◆ **Given request**
Check every line below for the string "процентов", and copy the lines that contain it.

Rows from a dataset:

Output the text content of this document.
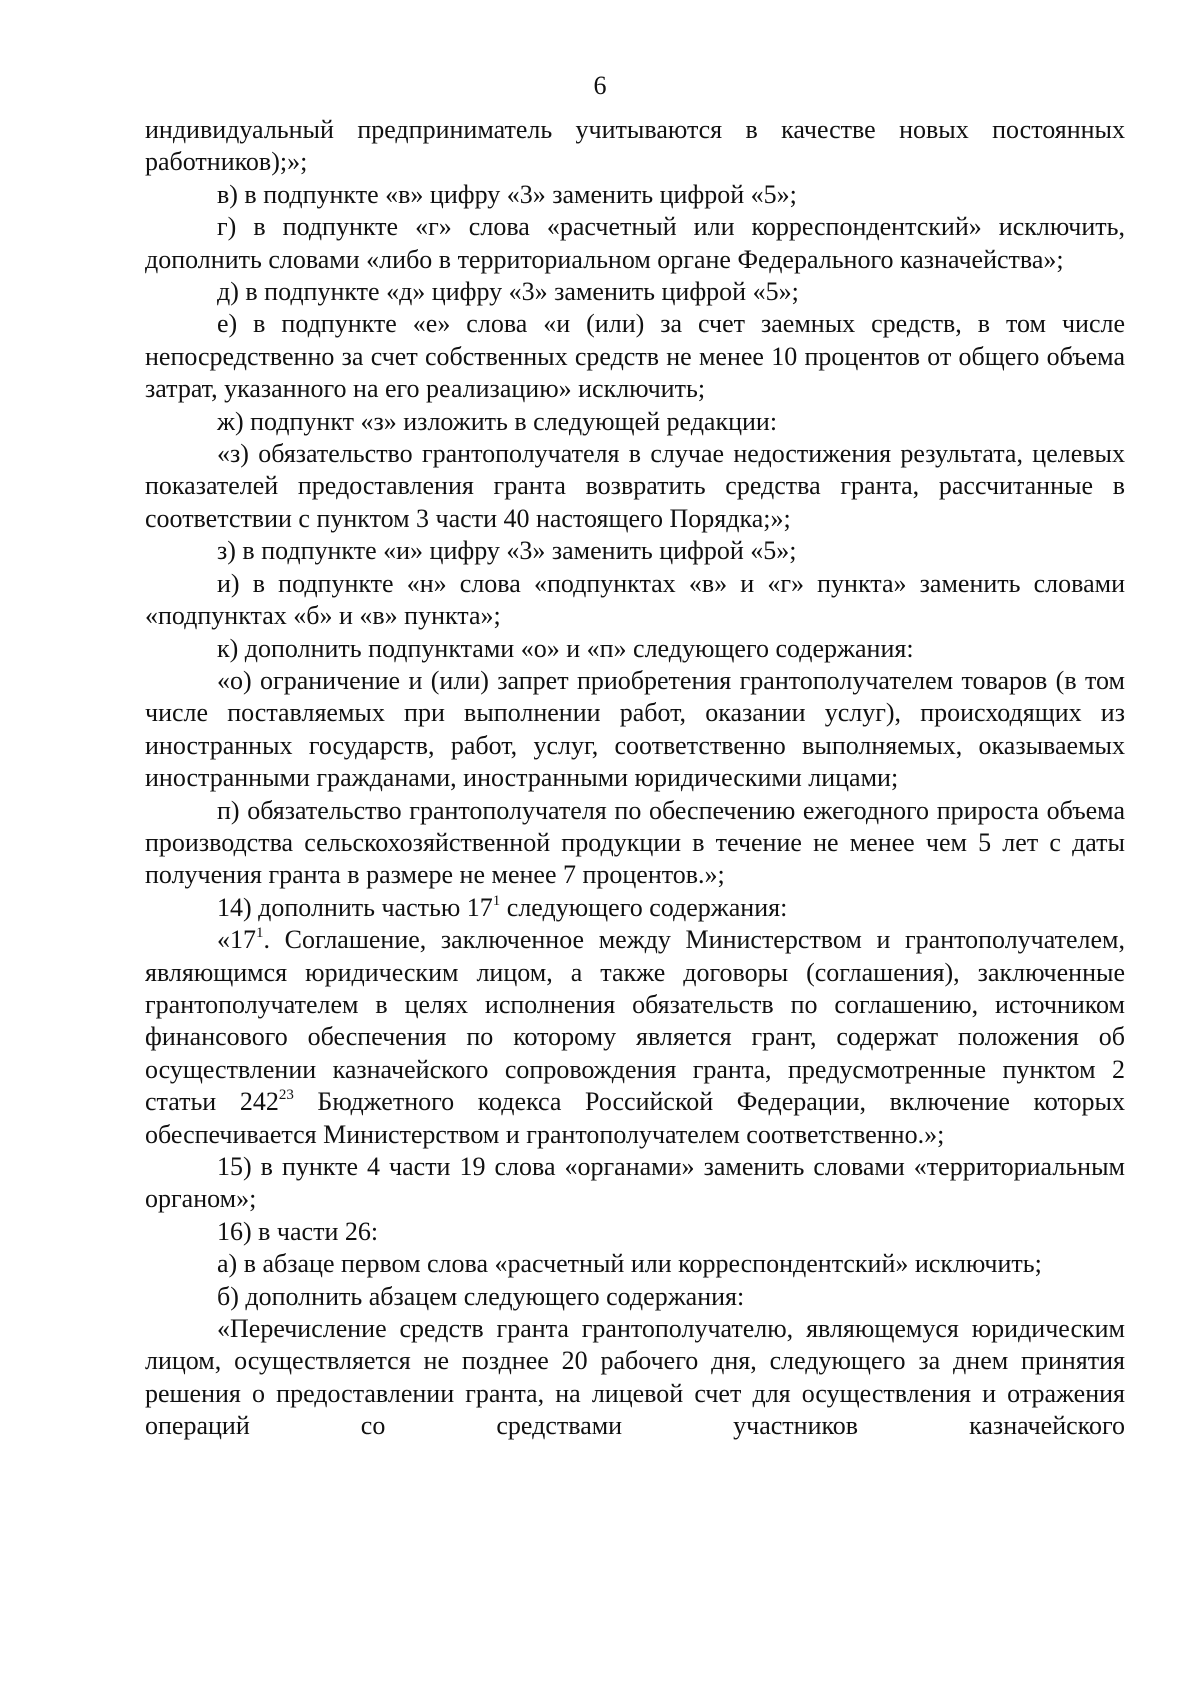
6

индивидуальный предприниматель учитываются в качестве новых постоянных работников);»;

в) в подпункте «в» цифру «3» заменить цифрой «5»;

г) в подпункте «г» слова «расчетный или корреспондентский» исключить, дополнить словами «либо в территориальном органе Федерального казначейства»;

д) в подпункте «д» цифру «3» заменить цифрой «5»;

е) в подпункте «е» слова «и (или) за счет заемных средств, в том числе непосредственно за счет собственных средств не менее 10 процентов от общего объема затрат, указанного на его реализацию» исключить;

ж) подпункт «з» изложить в следующей редакции:

«з) обязательство грантополучателя в случае недостижения результата, целевых показателей предоставления гранта возвратить средства гранта, рассчитанные в соответствии с пунктом 3 части 40 настоящего Порядка;»;

з) в подпункте «и» цифру «3» заменить цифрой «5»;

и) в подпункте «н» слова «подпунктах «в» и «г» пункта» заменить словами «подпунктах «б» и «в» пункта»;

к) дополнить подпунктами «о» и «п» следующего содержания:

«о) ограничение и (или) запрет приобретения грантополучателем товаров (в том числе поставляемых при выполнении работ, оказании услуг), происходящих из иностранных государств, работ, услуг, соответственно выполняемых, оказываемых иностранными гражданами, иностранными юридическими лицами;

п) обязательство грантополучателя по обеспечению ежегодного прироста объема производства сельскохозяйственной продукции в течение не менее чем 5 лет с даты получения гранта в размере не менее 7 процентов.»;

14) дополнить частью $17^1$ следующего содержания:

«$17^1$. Соглашение, заключенное между Министерством и грантополучателем, являющимся юридическим лицом, а также договоры (соглашения), заключенные грантополучателем в целях исполнения обязательств по соглашению, источником финансового обеспечения по которому является грант, содержат положения об осуществлении казначейского сопровождения гранта, предусмотренные пунктом 2 статьи $242^{23}$ Бюджетного кодекса Российской Федерации, включение которых обеспечивается Министерством и грантополучателем соответственно.»;

15) в пункте 4 части 19 слова «органами» заменить словами «территориальным органом»;

16) в части 26:

а) в абзаце первом слова «расчетный или корреспондентский» исключить;

б) дополнить абзацем следующего содержания:

«Перечисление средств гранта грантополучателю, являющемуся юридическим лицом, осуществляется не позднее 20 рабочего дня, следующего за днем принятия решения о предоставлении гранта, на лицевой счет для осуществления и отражения операций со средствами участников казначейского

◆ **Result of the task**
е) в подпункте «е» слова «и (или) за счет заемных средств, в том числе непосредственно за счет собственных средств не менее 10 процентов от общего объема затрат, указанного на его реализацию» исключить;
п) обязательство грантополучателя по обеспечению ежегодного прироста объема производства сельскохозяйственной продукции в течение не менее чем 5 лет с даты получения гранта в размере не менее 7 процентов.»;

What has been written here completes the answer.